_Requirement_
The records below must be transcribed exactly. Do not include the pictures.

Rows from a figure dataset:
** Start **

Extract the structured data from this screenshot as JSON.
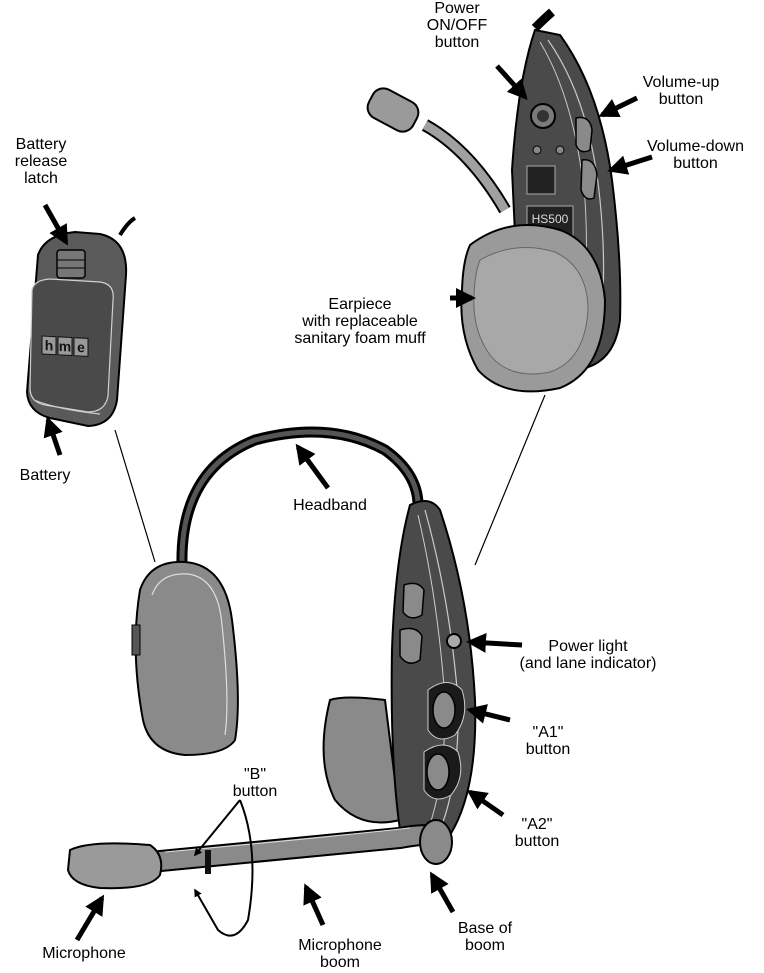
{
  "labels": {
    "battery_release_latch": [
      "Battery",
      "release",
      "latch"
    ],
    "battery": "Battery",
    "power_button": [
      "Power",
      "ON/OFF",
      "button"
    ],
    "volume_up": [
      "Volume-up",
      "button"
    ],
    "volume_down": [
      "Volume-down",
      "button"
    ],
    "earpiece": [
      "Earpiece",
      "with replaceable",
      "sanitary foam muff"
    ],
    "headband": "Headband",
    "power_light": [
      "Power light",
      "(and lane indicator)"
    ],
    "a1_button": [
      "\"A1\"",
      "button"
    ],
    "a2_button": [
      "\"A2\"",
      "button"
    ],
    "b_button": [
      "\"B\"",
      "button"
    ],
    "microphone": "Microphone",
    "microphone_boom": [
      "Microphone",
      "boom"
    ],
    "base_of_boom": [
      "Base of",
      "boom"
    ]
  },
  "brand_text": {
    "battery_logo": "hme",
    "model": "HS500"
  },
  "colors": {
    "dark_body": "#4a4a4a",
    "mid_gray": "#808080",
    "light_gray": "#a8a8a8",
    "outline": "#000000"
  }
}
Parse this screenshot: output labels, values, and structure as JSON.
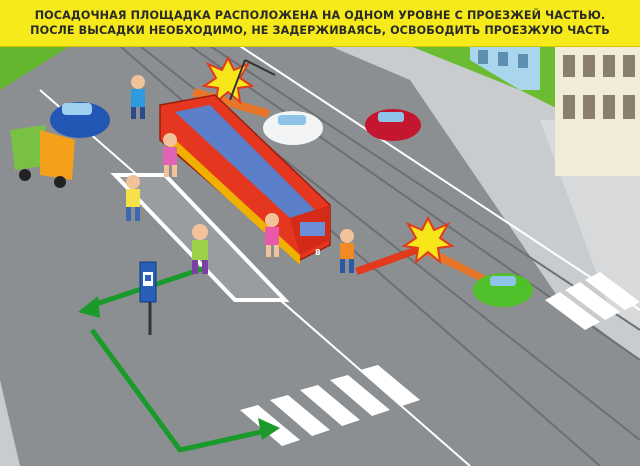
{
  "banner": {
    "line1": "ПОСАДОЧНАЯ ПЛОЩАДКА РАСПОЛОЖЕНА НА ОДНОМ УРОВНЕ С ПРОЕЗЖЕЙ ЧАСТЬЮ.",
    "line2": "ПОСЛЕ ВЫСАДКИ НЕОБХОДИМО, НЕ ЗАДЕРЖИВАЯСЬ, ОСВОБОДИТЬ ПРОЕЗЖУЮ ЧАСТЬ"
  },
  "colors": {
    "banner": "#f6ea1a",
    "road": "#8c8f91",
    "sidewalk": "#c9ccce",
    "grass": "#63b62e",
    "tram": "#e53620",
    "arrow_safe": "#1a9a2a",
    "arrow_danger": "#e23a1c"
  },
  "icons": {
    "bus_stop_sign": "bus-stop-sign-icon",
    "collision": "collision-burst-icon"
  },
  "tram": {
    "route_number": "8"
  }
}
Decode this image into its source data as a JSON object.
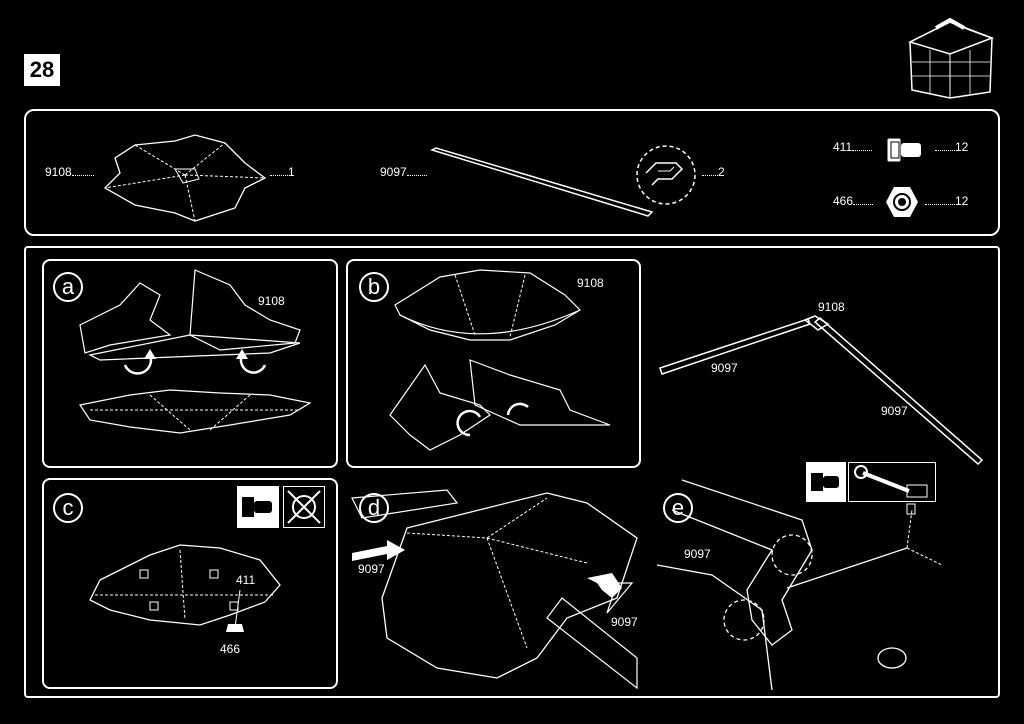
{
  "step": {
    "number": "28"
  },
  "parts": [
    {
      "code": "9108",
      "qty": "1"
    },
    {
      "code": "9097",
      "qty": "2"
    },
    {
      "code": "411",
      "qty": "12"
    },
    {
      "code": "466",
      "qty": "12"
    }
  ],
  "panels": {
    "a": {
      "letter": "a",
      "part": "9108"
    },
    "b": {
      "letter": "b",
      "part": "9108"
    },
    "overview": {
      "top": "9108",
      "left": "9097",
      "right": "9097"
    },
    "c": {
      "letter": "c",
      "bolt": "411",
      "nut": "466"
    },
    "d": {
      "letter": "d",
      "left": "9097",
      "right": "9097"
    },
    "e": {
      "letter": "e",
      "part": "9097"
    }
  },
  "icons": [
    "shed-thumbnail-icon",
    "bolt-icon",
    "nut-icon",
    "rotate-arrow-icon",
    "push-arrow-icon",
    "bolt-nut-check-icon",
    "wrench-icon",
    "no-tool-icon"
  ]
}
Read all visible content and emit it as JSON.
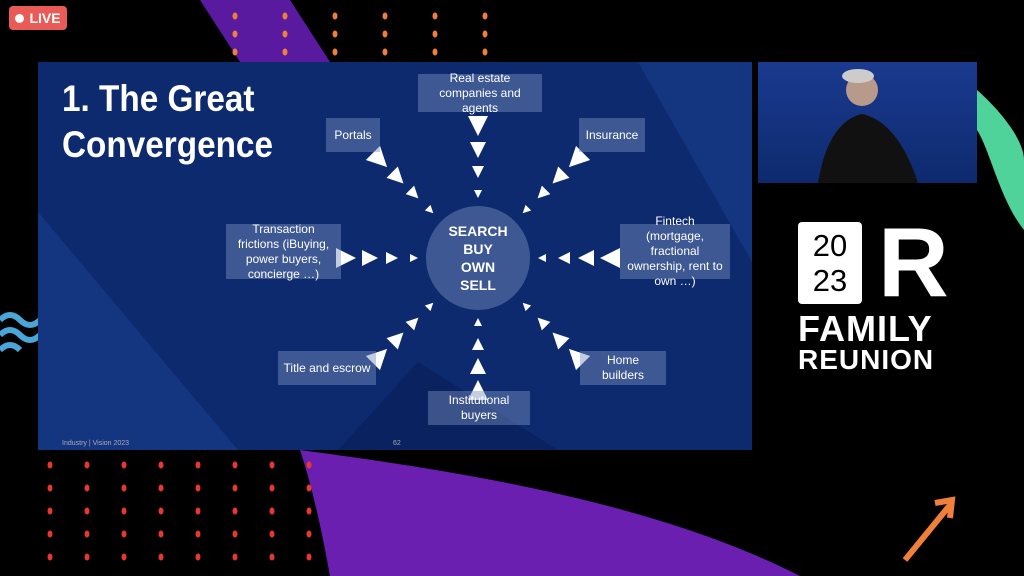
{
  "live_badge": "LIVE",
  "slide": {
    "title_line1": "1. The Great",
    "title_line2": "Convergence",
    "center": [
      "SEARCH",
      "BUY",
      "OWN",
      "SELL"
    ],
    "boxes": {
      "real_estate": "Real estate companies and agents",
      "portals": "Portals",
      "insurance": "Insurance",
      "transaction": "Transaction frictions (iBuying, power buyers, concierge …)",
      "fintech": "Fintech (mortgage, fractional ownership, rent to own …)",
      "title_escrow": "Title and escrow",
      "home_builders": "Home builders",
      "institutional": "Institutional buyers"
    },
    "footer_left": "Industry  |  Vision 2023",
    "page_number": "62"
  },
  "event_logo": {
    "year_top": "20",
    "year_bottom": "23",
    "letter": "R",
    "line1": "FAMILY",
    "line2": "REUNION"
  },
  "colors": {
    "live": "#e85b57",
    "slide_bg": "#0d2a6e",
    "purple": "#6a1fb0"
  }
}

** End **

_Expected answer_
Extract the structured data from this screenshot as JSON.
{
  "labels": {
    "battery_release_latch": [
      "Battery",
      "release",
      "latch"
    ],
    "battery": "Battery",
    "power_button": [
      "Power",
      "ON/OFF",
      "button"
    ],
    "volume_up": [
      "Volume-up",
      "button"
    ],
    "volume_down": [
      "Volume-down",
      "button"
    ],
    "earpiece": [
      "Earpiece",
      "with replaceable",
      "sanitary foam muff"
    ],
    "headband": "Headband",
    "power_light": [
      "Power light",
      "(and lane indicator)"
    ],
    "a1_button": [
      "\"A1\"",
      "button"
    ],
    "a2_button": [
      "\"A2\"",
      "button"
    ],
    "b_button": [
      "\"B\"",
      "button"
    ],
    "microphone": "Microphone",
    "microphone_boom": [
      "Microphone",
      "boom"
    ],
    "base_of_boom": [
      "Base of",
      "boom"
    ]
  },
  "brand_text": {
    "battery_logo": "hme",
    "model": "HS500"
  },
  "colors": {
    "dark_body": "#4a4a4a",
    "mid_gray": "#808080",
    "light_gray": "#a8a8a8",
    "outline": "#000000"
  }
}
Parse this screenshot: output labels, values, and structure as JSON.
{
  "banner": {
    "line1": "ПОСАДОЧНАЯ ПЛОЩАДКА РАСПОЛОЖЕНА НА ОДНОМ УРОВНЕ С ПРОЕЗЖЕЙ ЧАСТЬЮ.",
    "line2": "ПОСЛЕ ВЫСАДКИ НЕОБХОДИМО, НЕ ЗАДЕРЖИВАЯСЬ, ОСВОБОДИТЬ ПРОЕЗЖУЮ ЧАСТЬ"
  },
  "colors": {
    "banner": "#f6ea1a",
    "road": "#8c8f91",
    "sidewalk": "#c9ccce",
    "grass": "#63b62e",
    "tram": "#e53620",
    "arrow_safe": "#1a9a2a",
    "arrow_danger": "#e23a1c"
  },
  "icons": {
    "bus_stop_sign": "bus-stop-sign-icon",
    "collision": "collision-burst-icon"
  },
  "tram": {
    "route_number": "8"
  }
}
Decode this image into its source data as a JSON object.
{
  "step": {
    "number": "28"
  },
  "parts": [
    {
      "code": "9108",
      "qty": "1"
    },
    {
      "code": "9097",
      "qty": "2"
    },
    {
      "code": "411",
      "qty": "12"
    },
    {
      "code": "466",
      "qty": "12"
    }
  ],
  "panels": {
    "a": {
      "letter": "a",
      "part": "9108"
    },
    "b": {
      "letter": "b",
      "part": "9108"
    },
    "overview": {
      "top": "9108",
      "left": "9097",
      "right": "9097"
    },
    "c": {
      "letter": "c",
      "bolt": "411",
      "nut": "466"
    },
    "d": {
      "letter": "d",
      "left": "9097",
      "right": "9097"
    },
    "e": {
      "letter": "e",
      "part": "9097"
    }
  },
  "icons": [
    "shed-thumbnail-icon",
    "bolt-icon",
    "nut-icon",
    "rotate-arrow-icon",
    "push-arrow-icon",
    "bolt-nut-check-icon",
    "wrench-icon",
    "no-tool-icon"
  ]
}
Read all visible content and emit it as JSON.
{
  "live_badge": "LIVE",
  "slide": {
    "title_line1": "1. The Great",
    "title_line2": "Convergence",
    "center": [
      "SEARCH",
      "BUY",
      "OWN",
      "SELL"
    ],
    "boxes": {
      "real_estate": "Real estate companies and agents",
      "portals": "Portals",
      "insurance": "Insurance",
      "transaction": "Transaction frictions (iBuying, power buyers, concierge …)",
      "fintech": "Fintech (mortgage, fractional ownership, rent to own …)",
      "title_escrow": "Title and escrow",
      "home_builders": "Home builders",
      "institutional": "Institutional buyers"
    },
    "footer_left": "Industry  |  Vision 2023",
    "page_number": "62"
  },
  "event_logo": {
    "year_top": "20",
    "year_bottom": "23",
    "letter": "R",
    "line1": "FAMILY",
    "line2": "REUNION"
  },
  "colors": {
    "live": "#e85b57",
    "slide_bg": "#0d2a6e",
    "purple": "#6a1fb0"
  }
}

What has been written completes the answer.